── DATA TO PROCESS ──

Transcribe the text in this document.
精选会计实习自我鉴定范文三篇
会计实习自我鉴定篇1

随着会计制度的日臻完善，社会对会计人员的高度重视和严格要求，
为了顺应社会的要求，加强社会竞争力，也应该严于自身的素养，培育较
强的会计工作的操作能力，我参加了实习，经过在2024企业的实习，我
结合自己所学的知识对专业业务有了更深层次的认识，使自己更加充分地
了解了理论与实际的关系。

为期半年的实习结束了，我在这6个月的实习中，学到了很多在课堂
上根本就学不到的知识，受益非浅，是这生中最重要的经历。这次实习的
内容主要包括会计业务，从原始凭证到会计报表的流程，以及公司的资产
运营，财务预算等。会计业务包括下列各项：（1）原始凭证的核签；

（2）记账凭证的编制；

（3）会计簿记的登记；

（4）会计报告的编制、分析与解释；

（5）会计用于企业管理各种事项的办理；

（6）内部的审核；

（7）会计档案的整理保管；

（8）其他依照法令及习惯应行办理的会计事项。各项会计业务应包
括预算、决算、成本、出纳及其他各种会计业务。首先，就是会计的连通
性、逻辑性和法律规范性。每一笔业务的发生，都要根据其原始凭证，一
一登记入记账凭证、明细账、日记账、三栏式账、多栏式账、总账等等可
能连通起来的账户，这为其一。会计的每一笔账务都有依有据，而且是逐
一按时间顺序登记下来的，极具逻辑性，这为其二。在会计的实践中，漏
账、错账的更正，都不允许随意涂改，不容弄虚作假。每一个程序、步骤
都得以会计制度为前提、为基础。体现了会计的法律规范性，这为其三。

───

• TASK: Your task is to print the whole listing again exactly.

• EXPECTED ANSWER:
Transcribe the text in this document.
精选会计实习自我鉴定范文三篇
会计实习自我鉴定篇1

随着会计制度的日臻完善，社会对会计人员的高度重视和严格要求，
为了顺应社会的要求，加强社会竞争力，也应该严于自身的素养，培育较
强的会计工作的操作能力，我参加了实习，经过在2024企业的实习，我
结合自己所学的知识对专业业务有了更深层次的认识，使自己更加充分地
了解了理论与实际的关系。

为期半年的实习结束了，我在这6个月的实习中，学到了很多在课堂
上根本就学不到的知识，受益非浅，是这生中最重要的经历。这次实习的
内容主要包括会计业务，从原始凭证到会计报表的流程，以及公司的资产
运营，财务预算等。会计业务包括下列各项：（1）原始凭证的核签；

（2）记账凭证的编制；

（3）会计簿记的登记；

（4）会计报告的编制、分析与解释；

（5）会计用于企业管理各种事项的办理；

（6）内部的审核；

（7）会计档案的整理保管；

（8）其他依照法令及习惯应行办理的会计事项。各项会计业务应包
括预算、决算、成本、出纳及其他各种会计业务。首先，就是会计的连通
性、逻辑性和法律规范性。每一笔业务的发生，都要根据其原始凭证，一
一登记入记账凭证、明细账、日记账、三栏式账、多栏式账、总账等等可
能连通起来的账户，这为其一。会计的每一笔账务都有依有据，而且是逐
一按时间顺序登记下来的，极具逻辑性，这为其二。在会计的实践中，漏
账、错账的更正，都不允许随意涂改，不容弄虚作假。每一个程序、步骤
都得以会计制度为前提、为基础。体现了会计的法律规范性，这为其三。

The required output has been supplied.